Фрагмент документа:
━━━━━━

Итак, можно считать, что между индоевропейским и неиндоевропейским находится свод ностратических данных, который, как двуликий Янус, относится и к тем, и к другим. И здесь в качестве исходного фактического материала мною был использован словарь Вл. М. Иллича-Свитыча [Иллич-Свитыч 1971].
Естественно, что для целей этой нашей книги наиболее важной частью этого Словаря оказалась та часть, которая относилась не к знаменательным корнесловам, а к «реляционным элементам языка». Это были следующие таблицы: 1) Местоимения и местоименные аффиксы; 2) Именные аффиксы падежа и числа; 3) Аффиксы глагольных залогов; 4) Словообразовательные аффиксы; 5) Показатели относительных конструкций; 6) Частицы [ИлличСвитыч 1971: 6—18].
Количество заслуженных восторгов перед юным и безвременно погибшим первооткрывателем за эти годы стало столь велико и, конечно, объективно, что можно сейчас уже высказать некоторые соображения, пожалуй, не столько критического свойства, сколько относящиеся к возникающей в настоящее время метатеоретической рефлексии по отношению к идентификации языковых единиц.
В книге Иллича-Свитыча некоторые мучительные проблемы (в основном это именно проблемы отождествления единиц партикульного фонда, о которых говорилось выше) решаются довольно просто и, вероятно, верно. Так, он отождествляет b– и m-, t– и d-, хотя на d– заводится и отдельная строка. Так же не составляют для него серьезных проблем определения различия в вокальном наполнении состава CV, хотя еще К. Бругман, впервые серьезно обратившийся к индоевропейским частицам, полагал, что в их основе лежит структура CV, где С относится к денотату, а гласный передает тип дейксиса: Jener-, Ich-, Der– Deixis. То есть в одной строке Словаря В. М. Иллича-Свитыча идентифицируются, например, mä – me, m-, mo-, mi и т. д.
Современные трудности в использовании его Словаря, при абсолютном доверии к данным, состоят совсем в другом. А именно: реконструируя данные языковой общности, отстоящей от нас, видимо, на многие и многие тысячелетия (или даже десятки тысячелетий), он классифицирует обобщаемые единицы по современным грамматическим описаниям. Выше говорилось о том, какая сложная структура стоит за современным русским я и как сложно отражается она в «скрытой памяти» нашего русского языка. Совмещая реконструируемые формы и современные грамматические описания, В. М. Иллич-Свитыч соединяет в одной таблице квалификации чисто семантические, чисто «фонетические» и чисто грамматические. Например, об n-овой конструкции мы узнаем, что это: 1) указательное местоимение (дравидийский язык), 2) показатель субъекта 3-го лица единственного числа (картвельский), 3) суффикс косвенных форм имен и местоимений (алтайский), 4) суффикс косвенных форм имен (индоевропейский), 5) локативный формант в местоименных наречиях (алтайский, уральский и картвельский), 6) суффикс множественного числа имен одушевленного класса (семито-хамитский), 7) препозитивная и постпозитивная локативная частица (индоевропейский) и т. д.

━━━━━━

Исходные данные:
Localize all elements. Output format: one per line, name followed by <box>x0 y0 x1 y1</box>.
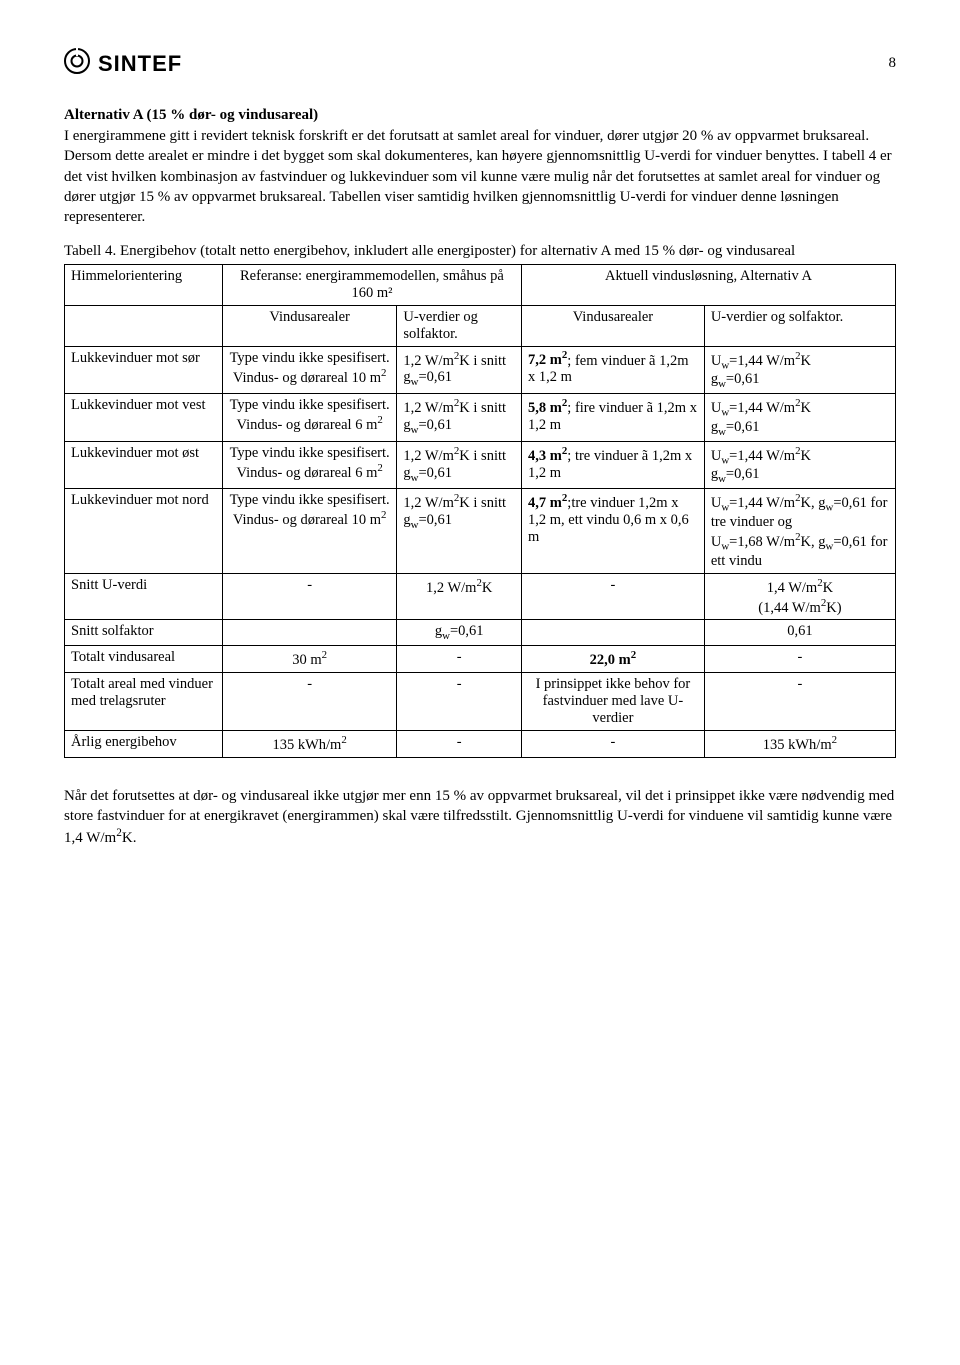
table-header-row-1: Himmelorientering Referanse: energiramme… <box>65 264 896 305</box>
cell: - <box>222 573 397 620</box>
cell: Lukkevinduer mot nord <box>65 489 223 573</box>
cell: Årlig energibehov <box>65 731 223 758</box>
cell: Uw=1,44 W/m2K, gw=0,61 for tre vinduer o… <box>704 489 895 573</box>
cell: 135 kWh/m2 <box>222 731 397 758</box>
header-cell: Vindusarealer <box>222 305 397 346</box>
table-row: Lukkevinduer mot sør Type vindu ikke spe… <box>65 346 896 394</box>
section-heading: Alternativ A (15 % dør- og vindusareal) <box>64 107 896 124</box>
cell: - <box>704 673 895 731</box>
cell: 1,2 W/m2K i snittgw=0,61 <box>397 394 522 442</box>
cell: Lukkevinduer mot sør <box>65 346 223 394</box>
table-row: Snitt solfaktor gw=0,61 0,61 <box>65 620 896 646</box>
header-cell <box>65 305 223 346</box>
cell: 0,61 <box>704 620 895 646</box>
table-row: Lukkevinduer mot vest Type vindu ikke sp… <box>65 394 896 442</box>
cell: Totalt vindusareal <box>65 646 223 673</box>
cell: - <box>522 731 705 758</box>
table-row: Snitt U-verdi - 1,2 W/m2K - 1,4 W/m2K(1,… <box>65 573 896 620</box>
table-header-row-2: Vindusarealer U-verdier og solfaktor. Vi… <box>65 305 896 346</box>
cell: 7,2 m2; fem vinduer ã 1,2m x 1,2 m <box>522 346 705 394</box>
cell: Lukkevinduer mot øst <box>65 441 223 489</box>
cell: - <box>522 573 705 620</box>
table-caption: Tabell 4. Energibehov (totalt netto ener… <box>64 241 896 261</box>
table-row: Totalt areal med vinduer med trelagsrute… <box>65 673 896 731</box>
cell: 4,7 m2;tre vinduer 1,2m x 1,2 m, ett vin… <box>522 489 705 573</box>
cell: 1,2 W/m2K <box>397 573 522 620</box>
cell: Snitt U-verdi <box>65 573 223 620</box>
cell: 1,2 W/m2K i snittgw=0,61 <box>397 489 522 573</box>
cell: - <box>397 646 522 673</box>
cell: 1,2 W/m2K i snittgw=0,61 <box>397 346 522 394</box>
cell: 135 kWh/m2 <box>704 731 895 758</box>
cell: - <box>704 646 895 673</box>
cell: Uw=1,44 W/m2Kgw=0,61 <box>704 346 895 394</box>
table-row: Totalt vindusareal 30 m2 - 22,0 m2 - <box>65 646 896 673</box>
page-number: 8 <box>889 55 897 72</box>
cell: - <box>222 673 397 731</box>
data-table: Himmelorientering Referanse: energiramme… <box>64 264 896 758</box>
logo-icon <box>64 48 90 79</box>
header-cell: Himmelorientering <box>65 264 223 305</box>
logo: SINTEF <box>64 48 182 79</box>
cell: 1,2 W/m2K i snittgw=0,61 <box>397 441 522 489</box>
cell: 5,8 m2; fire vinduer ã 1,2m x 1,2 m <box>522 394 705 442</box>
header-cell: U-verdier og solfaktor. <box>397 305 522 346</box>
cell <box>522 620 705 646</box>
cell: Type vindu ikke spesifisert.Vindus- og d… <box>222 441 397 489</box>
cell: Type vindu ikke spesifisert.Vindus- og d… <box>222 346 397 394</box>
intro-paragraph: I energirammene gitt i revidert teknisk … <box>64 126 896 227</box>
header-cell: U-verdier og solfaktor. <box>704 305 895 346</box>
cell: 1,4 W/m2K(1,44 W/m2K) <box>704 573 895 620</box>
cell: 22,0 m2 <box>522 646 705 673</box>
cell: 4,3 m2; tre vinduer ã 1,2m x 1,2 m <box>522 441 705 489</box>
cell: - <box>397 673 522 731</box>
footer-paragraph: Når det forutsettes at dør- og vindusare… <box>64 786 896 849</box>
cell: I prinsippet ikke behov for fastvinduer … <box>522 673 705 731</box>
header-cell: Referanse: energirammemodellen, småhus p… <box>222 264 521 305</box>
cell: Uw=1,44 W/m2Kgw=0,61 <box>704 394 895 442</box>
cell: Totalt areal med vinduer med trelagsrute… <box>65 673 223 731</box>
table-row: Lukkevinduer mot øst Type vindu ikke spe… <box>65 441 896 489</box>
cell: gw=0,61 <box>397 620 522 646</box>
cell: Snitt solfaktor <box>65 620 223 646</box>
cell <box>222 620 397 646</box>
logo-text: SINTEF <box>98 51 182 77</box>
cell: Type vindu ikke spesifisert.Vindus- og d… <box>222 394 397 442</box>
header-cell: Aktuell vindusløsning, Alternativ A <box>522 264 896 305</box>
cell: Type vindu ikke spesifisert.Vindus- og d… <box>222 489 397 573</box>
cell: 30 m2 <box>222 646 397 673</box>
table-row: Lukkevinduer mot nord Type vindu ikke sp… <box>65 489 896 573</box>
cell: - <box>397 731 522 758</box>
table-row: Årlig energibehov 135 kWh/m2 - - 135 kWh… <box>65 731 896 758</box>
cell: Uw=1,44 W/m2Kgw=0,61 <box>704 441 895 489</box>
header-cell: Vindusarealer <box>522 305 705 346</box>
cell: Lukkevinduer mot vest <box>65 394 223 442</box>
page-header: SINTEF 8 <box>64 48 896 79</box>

━━━━━━

Список задач:
- A) Ответьте на вопросы по фрагменту о ностратических данных:
(i) Чей словарь послужил исходным фактическим материалом?
(ii) Как называется шестая таблица из перечня «реляционных элементов языка»?
(iii) Кто, по словам фрагмента, впервые серьезно обратился к индоевропейским частицам?
- B) Перепечатайте из фрагмента о ностратических данных отрывок между «В книге Иллича-Свитыча» и «mo-, mi и т. д.» включительно.
- C) Продолжите фрагмент о ностратических данных, начав сразу после его последнего предложения.

Ответы по задачам:
- A)
(i) Словарь Вл. М. Иллича-Свитыча (1971).
(ii) Частицы.
(iii) К. Бругман.

- B)
В книге Иллича-Свитыча некоторые мучительные проблемы (в основном это именно проблемы отождествления единиц партикульного фонда, о которых говорилось выше) решаются довольно просто и, вероятно, верно. Так, он отождествляет b– и m-, t– и d-, хотя на d– заводится и отдельная строка. Так же не составляют для него серьезных проблем определения различия в вокальном наполнении состава CV, хотя еще К. Бругман, впервые серьезно обратившийся к индоевропейским частицам, полагал, что в их основе лежит структура CV, где С относится к денотату, а гласный передает тип дейксиса: Jener-, Ich-, Der– Deixis. То есть в одной строке Словаря В. М. Иллича-Свитыча идентифицируются, например, mä – me, m-, mo-, mi и т. д.

- C)
А между тем это может быть по существу одна единственная реконструируемая единица, скажем, со значением «отдаленного дейксиса», но в одних языках уже претворившаяся в грамматический формант, а в других сохранившая свое автономное существование. Таким образом, и в случае работы абсолютно пионерской, мы сталкиваемся все с той же боязнью признать недостаточность современного нам таксономического состояния языка, данного нам в языковой теории.
В левой части своих таблиц В. М. Иллич-Свитыч выделяет некие обобщенные для шести языковых групп значения описываемых формантов. Эти таблицы можно рассматривать как список, представляющий и значения, и то, что сейчас мы бы назвали функцией. В нем 41 единица. Но семантическая пестрота единиц-номинаций этого списка мешает (и, несомненно, мешала самому ученому) сделать дальнейшие обобщения. Так, в его таксономии мы видим: 1-е лицо единственного числа; Указательное местоимение одушевленного класса; Указательное местоимение широкого значения; Суффиксальные формы маркированного прямого объекта; Каузатив-рефлексив; Локативную частицу и т. д.
Поэтому для задач, поставленных в настоящей книге, все данные, извлеченные из таблиц В. М. Иллича-Свитыча, были переписаны мною, исходя из иной точки зрения. А именно: мною был составлен некий другой словарь, в основе своей имеющий консонантную опору, и для каждой единицы словаря были сопоставлены все возможные – как семантические, так и грамматические – ее соответствия, предлагаемые в Словаре В. М. Иллича-Свитыча.
Итак, по данным В. М. Иллича-Свитыча, выделяется 10 основных примарных единиц, классифицируемых по их консонантным основам.
Это:
• b /m (V);
• t/s (V);
• n (V);
• d (V);
• l (V);
• k (V) ;
• s (V);
• ku (V);
• i/e (jV);
• a/o.
Интересно, что В. М. Иллич-Свитыч находит нужным выделять два разных s: одно автономное и другое, чередующееся с t (на этом мы остановимся ниже), два к: одно задненебное и другое – увулярное. Кроме того, он объединяет два губных согласных: b и m. (Напоминаем, что в реконструируемой звуковой системе праиндоевропейского у Т. В. Гамкрелидзе и Вяч. Вс. Иванова [Гамкрелидзе, Иванов 1984] чистого, непридыхательного звонкого b нет.)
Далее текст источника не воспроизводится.